* TASK PROMPT *
From the listing below, select every line where the word "Wilson" appears.

++++ TASK MATERIAL

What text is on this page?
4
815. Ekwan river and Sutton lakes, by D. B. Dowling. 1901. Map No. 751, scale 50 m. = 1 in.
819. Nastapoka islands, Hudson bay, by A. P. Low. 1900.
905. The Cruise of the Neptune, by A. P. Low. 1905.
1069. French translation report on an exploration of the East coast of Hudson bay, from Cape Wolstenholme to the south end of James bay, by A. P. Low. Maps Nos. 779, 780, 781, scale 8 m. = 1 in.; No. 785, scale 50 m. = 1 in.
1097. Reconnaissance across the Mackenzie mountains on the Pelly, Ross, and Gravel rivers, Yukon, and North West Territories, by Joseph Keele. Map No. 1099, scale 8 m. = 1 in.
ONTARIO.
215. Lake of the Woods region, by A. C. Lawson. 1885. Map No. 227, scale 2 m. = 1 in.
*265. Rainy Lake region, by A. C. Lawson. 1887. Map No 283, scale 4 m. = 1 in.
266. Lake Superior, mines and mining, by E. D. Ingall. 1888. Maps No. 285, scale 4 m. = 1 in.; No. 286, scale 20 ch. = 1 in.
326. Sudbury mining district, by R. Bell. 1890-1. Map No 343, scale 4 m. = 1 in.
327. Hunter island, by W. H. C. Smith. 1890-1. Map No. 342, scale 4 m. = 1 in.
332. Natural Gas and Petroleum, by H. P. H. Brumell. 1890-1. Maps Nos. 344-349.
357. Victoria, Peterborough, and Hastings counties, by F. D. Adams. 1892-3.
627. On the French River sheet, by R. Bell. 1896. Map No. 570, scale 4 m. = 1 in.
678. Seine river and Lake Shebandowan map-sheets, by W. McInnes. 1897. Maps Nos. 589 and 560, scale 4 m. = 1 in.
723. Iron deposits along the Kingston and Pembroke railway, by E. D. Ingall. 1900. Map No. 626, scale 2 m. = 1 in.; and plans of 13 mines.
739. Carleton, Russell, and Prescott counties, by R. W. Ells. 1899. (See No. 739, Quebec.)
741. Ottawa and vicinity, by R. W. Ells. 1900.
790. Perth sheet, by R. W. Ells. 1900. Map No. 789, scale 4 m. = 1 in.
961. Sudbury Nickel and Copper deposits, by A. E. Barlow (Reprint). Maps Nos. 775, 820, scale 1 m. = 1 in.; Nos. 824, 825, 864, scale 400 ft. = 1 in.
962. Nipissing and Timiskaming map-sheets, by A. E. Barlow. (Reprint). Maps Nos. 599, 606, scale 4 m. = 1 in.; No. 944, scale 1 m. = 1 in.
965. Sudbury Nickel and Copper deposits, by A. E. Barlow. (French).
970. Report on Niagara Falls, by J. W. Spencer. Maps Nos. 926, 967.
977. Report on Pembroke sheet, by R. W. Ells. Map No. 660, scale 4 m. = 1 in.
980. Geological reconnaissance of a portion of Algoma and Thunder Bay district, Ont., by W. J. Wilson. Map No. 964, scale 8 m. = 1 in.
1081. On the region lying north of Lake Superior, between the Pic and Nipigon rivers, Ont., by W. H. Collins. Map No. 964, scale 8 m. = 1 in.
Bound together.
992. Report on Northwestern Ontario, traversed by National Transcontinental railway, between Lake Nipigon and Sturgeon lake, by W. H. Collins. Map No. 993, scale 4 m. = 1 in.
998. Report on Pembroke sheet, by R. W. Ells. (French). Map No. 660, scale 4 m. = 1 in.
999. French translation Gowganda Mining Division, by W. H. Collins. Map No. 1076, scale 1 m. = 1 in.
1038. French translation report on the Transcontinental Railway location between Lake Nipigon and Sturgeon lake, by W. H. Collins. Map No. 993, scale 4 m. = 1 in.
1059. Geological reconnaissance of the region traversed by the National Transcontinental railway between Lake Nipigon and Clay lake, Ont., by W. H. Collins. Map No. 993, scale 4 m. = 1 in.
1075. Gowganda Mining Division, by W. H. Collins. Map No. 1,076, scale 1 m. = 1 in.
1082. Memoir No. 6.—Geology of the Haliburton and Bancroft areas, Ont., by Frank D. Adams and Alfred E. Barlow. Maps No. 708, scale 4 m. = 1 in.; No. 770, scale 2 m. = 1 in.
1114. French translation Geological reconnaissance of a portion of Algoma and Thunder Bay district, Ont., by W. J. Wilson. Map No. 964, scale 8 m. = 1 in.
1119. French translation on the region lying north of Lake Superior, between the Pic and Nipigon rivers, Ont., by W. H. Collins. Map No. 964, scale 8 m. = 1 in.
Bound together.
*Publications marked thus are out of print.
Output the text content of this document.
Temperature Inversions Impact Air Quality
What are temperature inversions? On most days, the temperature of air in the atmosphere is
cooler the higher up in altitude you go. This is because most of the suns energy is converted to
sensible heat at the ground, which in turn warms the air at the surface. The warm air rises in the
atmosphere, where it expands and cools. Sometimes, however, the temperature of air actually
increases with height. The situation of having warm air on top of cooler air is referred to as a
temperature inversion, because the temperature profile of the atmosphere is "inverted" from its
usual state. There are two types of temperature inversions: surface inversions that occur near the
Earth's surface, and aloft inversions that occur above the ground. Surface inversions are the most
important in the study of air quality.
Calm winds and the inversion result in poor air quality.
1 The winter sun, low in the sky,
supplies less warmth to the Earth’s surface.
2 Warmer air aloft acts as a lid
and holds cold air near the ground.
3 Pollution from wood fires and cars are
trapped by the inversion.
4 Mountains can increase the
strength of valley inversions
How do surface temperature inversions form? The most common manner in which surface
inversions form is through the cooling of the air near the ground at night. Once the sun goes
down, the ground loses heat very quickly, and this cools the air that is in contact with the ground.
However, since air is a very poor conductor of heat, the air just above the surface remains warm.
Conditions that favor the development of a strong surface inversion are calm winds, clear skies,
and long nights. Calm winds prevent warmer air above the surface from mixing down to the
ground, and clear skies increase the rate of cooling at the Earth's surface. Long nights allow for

++++++++

* OUTPUT BELOW *
980. Geological reconnaissance of a portion of Algoma and Thunder Bay district, Ont., by W. J. Wilson. Map No. 964, scale 8 m. = 1 in.
1114. French translation Geological reconnaissance of a portion of Algoma and Thunder Bay district, Ont., by W. J. Wilson. Map No. 964, scale 8 m. = 1 in.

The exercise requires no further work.